[Stored entries]
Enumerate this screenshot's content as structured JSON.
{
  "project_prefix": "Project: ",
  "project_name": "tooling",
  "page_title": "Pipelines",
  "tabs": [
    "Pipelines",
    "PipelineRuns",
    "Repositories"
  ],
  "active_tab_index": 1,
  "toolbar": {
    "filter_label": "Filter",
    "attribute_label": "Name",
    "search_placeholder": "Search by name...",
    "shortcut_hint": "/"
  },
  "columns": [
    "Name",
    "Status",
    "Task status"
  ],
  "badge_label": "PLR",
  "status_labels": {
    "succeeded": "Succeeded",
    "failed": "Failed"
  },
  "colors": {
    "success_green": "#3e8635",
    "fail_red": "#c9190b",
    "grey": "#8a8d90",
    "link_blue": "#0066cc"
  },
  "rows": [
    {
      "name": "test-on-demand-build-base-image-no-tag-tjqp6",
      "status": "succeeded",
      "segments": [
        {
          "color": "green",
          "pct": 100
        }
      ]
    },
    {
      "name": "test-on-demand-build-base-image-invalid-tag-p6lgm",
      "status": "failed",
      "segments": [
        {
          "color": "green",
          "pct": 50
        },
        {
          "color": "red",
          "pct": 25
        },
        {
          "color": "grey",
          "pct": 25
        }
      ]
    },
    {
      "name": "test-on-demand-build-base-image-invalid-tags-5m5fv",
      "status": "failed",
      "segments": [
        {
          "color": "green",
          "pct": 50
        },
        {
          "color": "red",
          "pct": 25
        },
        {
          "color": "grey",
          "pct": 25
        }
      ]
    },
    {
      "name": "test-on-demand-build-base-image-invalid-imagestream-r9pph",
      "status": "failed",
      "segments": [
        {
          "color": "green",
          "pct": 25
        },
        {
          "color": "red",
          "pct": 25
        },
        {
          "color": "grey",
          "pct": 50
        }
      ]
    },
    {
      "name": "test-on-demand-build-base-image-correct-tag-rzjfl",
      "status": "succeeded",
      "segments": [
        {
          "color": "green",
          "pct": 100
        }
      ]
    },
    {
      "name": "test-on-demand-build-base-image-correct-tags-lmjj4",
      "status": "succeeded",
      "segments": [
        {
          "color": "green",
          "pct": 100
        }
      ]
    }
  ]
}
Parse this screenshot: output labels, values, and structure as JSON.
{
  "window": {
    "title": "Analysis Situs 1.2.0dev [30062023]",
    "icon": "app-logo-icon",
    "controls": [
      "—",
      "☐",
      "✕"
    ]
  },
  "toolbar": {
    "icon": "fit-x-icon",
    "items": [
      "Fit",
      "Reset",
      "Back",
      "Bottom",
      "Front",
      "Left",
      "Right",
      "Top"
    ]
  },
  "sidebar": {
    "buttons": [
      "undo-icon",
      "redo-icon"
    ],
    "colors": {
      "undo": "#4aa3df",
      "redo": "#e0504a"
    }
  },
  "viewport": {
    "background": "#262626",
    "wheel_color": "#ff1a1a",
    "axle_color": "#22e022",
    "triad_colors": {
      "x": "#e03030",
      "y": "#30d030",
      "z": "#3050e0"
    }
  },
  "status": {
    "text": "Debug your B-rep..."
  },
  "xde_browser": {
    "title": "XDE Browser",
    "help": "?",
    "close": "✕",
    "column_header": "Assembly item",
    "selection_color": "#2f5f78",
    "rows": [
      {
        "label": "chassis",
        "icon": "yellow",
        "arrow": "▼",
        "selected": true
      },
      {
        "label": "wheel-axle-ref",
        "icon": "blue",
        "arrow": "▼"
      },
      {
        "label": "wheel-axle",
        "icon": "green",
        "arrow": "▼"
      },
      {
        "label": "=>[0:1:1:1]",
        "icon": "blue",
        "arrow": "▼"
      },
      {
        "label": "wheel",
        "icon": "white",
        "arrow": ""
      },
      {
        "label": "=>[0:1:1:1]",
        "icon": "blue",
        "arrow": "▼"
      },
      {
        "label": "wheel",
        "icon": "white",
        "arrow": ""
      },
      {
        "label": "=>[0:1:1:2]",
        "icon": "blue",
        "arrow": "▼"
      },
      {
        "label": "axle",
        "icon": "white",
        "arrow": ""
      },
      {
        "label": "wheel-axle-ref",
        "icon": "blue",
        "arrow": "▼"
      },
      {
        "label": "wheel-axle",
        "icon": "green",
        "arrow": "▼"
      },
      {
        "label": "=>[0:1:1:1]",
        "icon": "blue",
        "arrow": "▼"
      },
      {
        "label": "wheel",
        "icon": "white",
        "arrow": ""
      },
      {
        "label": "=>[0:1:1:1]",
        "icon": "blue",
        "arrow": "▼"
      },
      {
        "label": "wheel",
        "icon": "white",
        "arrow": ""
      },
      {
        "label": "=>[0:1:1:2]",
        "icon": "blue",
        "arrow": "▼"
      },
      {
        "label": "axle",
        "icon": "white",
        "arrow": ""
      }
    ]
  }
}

• **WORK REQUIRED**
Scan the lines above for "invalid", then copy every one that has it.

• **ANSWER**
      "name": "test-on-demand-build-base-image-invalid-tag-p6lgm",
      "name": "test-on-demand-build-base-image-invalid-tags-5m5fv",
      "name": "test-on-demand-build-base-image-invalid-imagestream-r9pph",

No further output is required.